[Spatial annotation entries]
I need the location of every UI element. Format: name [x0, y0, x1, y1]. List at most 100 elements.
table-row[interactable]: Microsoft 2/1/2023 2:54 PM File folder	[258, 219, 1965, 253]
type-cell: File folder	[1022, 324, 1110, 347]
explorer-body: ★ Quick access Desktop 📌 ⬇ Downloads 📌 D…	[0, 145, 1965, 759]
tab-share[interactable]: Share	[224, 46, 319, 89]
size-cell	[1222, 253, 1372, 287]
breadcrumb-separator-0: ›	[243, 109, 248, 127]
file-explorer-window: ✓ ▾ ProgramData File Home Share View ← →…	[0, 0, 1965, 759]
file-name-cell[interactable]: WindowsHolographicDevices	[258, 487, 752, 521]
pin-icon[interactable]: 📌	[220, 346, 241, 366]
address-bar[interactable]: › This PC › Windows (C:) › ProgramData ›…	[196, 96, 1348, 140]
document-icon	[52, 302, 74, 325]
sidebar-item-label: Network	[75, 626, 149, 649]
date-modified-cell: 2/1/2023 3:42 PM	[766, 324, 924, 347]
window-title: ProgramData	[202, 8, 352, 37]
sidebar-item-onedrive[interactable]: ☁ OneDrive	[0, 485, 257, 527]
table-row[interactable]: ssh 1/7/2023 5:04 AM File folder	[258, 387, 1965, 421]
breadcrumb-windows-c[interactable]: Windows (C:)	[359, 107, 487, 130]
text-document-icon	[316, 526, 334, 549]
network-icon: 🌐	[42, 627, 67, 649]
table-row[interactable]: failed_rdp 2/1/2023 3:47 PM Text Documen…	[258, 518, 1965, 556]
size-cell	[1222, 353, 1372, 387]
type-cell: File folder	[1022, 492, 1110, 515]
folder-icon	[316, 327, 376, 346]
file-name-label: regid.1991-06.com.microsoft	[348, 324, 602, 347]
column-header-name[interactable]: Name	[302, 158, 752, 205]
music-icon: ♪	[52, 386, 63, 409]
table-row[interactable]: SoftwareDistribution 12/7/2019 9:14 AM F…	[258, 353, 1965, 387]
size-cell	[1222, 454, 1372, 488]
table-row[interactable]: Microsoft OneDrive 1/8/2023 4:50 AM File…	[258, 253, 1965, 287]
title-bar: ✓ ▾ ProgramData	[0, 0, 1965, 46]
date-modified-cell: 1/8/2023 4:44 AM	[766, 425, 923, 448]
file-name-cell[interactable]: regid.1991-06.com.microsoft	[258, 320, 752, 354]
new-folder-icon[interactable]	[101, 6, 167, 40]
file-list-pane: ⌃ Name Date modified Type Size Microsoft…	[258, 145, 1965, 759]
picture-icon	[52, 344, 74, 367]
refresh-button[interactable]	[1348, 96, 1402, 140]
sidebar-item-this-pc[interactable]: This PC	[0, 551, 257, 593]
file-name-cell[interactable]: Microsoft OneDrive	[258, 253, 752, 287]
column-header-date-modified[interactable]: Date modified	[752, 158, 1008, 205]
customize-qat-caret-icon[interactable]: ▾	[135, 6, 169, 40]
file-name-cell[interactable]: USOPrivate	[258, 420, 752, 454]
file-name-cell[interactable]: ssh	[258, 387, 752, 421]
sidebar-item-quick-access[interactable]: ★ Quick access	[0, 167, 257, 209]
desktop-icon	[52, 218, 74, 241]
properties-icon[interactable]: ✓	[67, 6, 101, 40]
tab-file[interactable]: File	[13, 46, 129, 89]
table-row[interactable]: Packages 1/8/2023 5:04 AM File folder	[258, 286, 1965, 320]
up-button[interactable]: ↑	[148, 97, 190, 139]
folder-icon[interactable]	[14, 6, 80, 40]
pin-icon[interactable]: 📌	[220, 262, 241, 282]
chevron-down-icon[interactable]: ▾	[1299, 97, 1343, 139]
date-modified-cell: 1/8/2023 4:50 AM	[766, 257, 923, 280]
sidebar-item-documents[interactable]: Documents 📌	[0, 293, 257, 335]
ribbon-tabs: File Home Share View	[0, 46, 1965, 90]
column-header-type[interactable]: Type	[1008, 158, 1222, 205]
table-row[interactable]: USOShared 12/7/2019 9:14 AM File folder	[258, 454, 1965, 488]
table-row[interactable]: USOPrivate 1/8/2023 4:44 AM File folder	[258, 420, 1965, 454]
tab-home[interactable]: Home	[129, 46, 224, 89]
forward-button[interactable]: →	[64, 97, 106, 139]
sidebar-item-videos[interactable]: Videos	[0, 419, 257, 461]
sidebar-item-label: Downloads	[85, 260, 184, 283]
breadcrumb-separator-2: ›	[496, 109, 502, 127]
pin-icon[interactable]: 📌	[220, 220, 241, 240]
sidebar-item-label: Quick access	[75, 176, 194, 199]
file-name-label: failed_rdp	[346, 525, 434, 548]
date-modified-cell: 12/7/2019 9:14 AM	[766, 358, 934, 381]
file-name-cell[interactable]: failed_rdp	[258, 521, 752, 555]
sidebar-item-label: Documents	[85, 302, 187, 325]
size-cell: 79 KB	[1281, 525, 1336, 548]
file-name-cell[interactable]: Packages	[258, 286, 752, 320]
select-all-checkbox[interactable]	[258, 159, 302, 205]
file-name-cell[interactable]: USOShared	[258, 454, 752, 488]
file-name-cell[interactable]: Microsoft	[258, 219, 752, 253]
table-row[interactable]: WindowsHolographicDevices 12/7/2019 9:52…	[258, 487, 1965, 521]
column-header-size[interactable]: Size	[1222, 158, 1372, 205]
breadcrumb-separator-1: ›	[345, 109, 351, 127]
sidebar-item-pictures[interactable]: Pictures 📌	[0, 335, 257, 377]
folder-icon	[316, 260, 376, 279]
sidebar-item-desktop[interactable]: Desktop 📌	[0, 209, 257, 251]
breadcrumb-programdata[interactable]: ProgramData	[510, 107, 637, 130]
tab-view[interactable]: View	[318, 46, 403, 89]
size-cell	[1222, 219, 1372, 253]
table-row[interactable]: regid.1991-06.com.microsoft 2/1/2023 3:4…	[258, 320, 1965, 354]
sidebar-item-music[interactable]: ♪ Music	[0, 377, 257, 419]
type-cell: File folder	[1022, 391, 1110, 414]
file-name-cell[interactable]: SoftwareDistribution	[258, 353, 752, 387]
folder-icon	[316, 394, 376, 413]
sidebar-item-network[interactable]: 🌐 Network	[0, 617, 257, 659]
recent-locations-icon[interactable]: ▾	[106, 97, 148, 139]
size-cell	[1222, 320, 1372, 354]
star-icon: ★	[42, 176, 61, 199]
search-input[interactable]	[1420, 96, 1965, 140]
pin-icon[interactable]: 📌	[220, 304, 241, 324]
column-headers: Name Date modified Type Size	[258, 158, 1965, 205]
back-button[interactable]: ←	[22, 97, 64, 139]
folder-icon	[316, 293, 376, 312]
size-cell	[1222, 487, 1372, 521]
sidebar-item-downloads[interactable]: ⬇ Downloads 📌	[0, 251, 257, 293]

* [YOUR OBJECTIVE]: Copy every one of the records above, line for line, without changing anything.

* [EXERCISE RESPONSE]:
I need the location of every UI element. Format: name [x0, y0, x1, y1]. List at most 100 elements.
table-row[interactable]: Microsoft 2/1/2023 2:54 PM File folder	[258, 219, 1965, 253]
type-cell: File folder	[1022, 324, 1110, 347]
explorer-body: ★ Quick access Desktop 📌 ⬇ Downloads 📌 D…	[0, 145, 1965, 759]
tab-share[interactable]: Share	[224, 46, 319, 89]
size-cell	[1222, 253, 1372, 287]
breadcrumb-separator-0: ›	[243, 109, 248, 127]
file-explorer-window: ✓ ▾ ProgramData File Home Share View ← →…	[0, 0, 1965, 759]
file-name-cell[interactable]: WindowsHolographicDevices	[258, 487, 752, 521]
pin-icon[interactable]: 📌	[220, 346, 241, 366]
address-bar[interactable]: › This PC › Windows (C:) › ProgramData ›…	[196, 96, 1348, 140]
document-icon	[52, 302, 74, 325]
sidebar-item-label: Network	[75, 626, 149, 649]
date-modified-cell: 2/1/2023 3:42 PM	[766, 324, 924, 347]
window-title: ProgramData	[202, 8, 352, 37]
sidebar-item-onedrive[interactable]: ☁ OneDrive	[0, 485, 257, 527]
table-row[interactable]: ssh 1/7/2023 5:04 AM File folder	[258, 387, 1965, 421]
breadcrumb-windows-c[interactable]: Windows (C:)	[359, 107, 487, 130]
text-document-icon	[316, 526, 334, 549]
network-icon: 🌐	[42, 627, 67, 649]
table-row[interactable]: failed_rdp 2/1/2023 3:47 PM Text Documen…	[258, 518, 1965, 556]
size-cell	[1222, 353, 1372, 387]
type-cell: File folder	[1022, 492, 1110, 515]
folder-icon	[316, 327, 376, 346]
file-name-label: regid.1991-06.com.microsoft	[348, 324, 602, 347]
column-header-name[interactable]: Name	[302, 158, 752, 205]
music-icon: ♪	[52, 386, 63, 409]
table-row[interactable]: SoftwareDistribution 12/7/2019 9:14 AM F…	[258, 353, 1965, 387]
size-cell	[1222, 454, 1372, 488]
table-row[interactable]: Microsoft OneDrive 1/8/2023 4:50 AM File…	[258, 253, 1965, 287]
title-bar: ✓ ▾ ProgramData	[0, 0, 1965, 46]
date-modified-cell: 1/8/2023 4:44 AM	[766, 425, 923, 448]
file-name-cell[interactable]: regid.1991-06.com.microsoft	[258, 320, 752, 354]
new-folder-icon[interactable]	[101, 6, 167, 40]
file-list-pane: ⌃ Name Date modified Type Size Microsoft…	[258, 145, 1965, 759]
picture-icon	[52, 344, 74, 367]
refresh-button[interactable]	[1348, 96, 1402, 140]
sidebar-item-this-pc[interactable]: This PC	[0, 551, 257, 593]
file-name-cell[interactable]: Microsoft OneDrive	[258, 253, 752, 287]
column-header-date-modified[interactable]: Date modified	[752, 158, 1008, 205]
customize-qat-caret-icon[interactable]: ▾	[135, 6, 169, 40]
file-name-cell[interactable]: USOPrivate	[258, 420, 752, 454]
file-name-cell[interactable]: ssh	[258, 387, 752, 421]
sidebar-item-quick-access[interactable]: ★ Quick access	[0, 167, 257, 209]
desktop-icon	[52, 218, 74, 241]
properties-icon[interactable]: ✓	[67, 6, 101, 40]
tab-file[interactable]: File	[13, 46, 129, 89]
table-row[interactable]: Packages 1/8/2023 5:04 AM File folder	[258, 286, 1965, 320]
up-button[interactable]: ↑	[148, 97, 190, 139]
folder-icon[interactable]	[14, 6, 80, 40]
pin-icon[interactable]: 📌	[220, 262, 241, 282]
chevron-down-icon[interactable]: ▾	[1299, 97, 1343, 139]
date-modified-cell: 1/8/2023 4:50 AM	[766, 257, 923, 280]
sidebar-item-documents[interactable]: Documents 📌	[0, 293, 257, 335]
ribbon-tabs: File Home Share View	[0, 46, 1965, 90]
column-header-type[interactable]: Type	[1008, 158, 1222, 205]
table-row[interactable]: USOShared 12/7/2019 9:14 AM File folder	[258, 454, 1965, 488]
table-row[interactable]: USOPrivate 1/8/2023 4:44 AM File folder	[258, 420, 1965, 454]
tab-home[interactable]: Home	[129, 46, 224, 89]
forward-button[interactable]: →	[64, 97, 106, 139]
sidebar-item-videos[interactable]: Videos	[0, 419, 257, 461]
sidebar-item-label: Downloads	[85, 260, 184, 283]
breadcrumb-separator-2: ›	[496, 109, 502, 127]
pin-icon[interactable]: 📌	[220, 220, 241, 240]
sidebar-item-label: Quick access	[75, 176, 194, 199]
file-name-label: failed_rdp	[346, 525, 434, 548]
date-modified-cell: 12/7/2019 9:14 AM	[766, 358, 934, 381]
file-name-cell[interactable]: failed_rdp	[258, 521, 752, 555]
sidebar-item-label: Documents	[85, 302, 187, 325]
size-cell: 79 KB	[1281, 525, 1336, 548]
file-name-cell[interactable]: Packages	[258, 286, 752, 320]
select-all-checkbox[interactable]	[258, 159, 302, 205]
file-name-cell[interactable]: USOShared	[258, 454, 752, 488]
file-name-cell[interactable]: Microsoft	[258, 219, 752, 253]
table-row[interactable]: WindowsHolographicDevices 12/7/2019 9:52…	[258, 487, 1965, 521]
column-header-size[interactable]: Size	[1222, 158, 1372, 205]
breadcrumb-separator-1: ›	[345, 109, 351, 127]
sidebar-item-pictures[interactable]: Pictures 📌	[0, 335, 257, 377]
folder-icon	[316, 260, 376, 279]
sidebar-item-desktop[interactable]: Desktop 📌	[0, 209, 257, 251]
breadcrumb-programdata[interactable]: ProgramData	[510, 107, 637, 130]
tab-view[interactable]: View	[318, 46, 403, 89]
size-cell	[1222, 219, 1372, 253]
table-row[interactable]: regid.1991-06.com.microsoft 2/1/2023 3:4…	[258, 320, 1965, 354]
sidebar-item-music[interactable]: ♪ Music	[0, 377, 257, 419]
type-cell: File folder	[1022, 391, 1110, 414]
file-name-cell[interactable]: SoftwareDistribution	[258, 353, 752, 387]
folder-icon	[316, 394, 376, 413]
sidebar-item-network[interactable]: 🌐 Network	[0, 617, 257, 659]
recent-locations-icon[interactable]: ▾	[106, 97, 148, 139]
size-cell	[1222, 320, 1372, 354]
star-icon: ★	[42, 176, 61, 199]
search-input[interactable]	[1420, 96, 1965, 140]
pin-icon[interactable]: 📌	[220, 304, 241, 324]
column-headers: Name Date modified Type Size	[258, 158, 1965, 205]
back-button[interactable]: ←	[22, 97, 64, 139]
folder-icon	[316, 293, 376, 312]
size-cell	[1222, 487, 1372, 521]
sidebar-item-downloads[interactable]: ⬇ Downloads 📌	[0, 251, 257, 293]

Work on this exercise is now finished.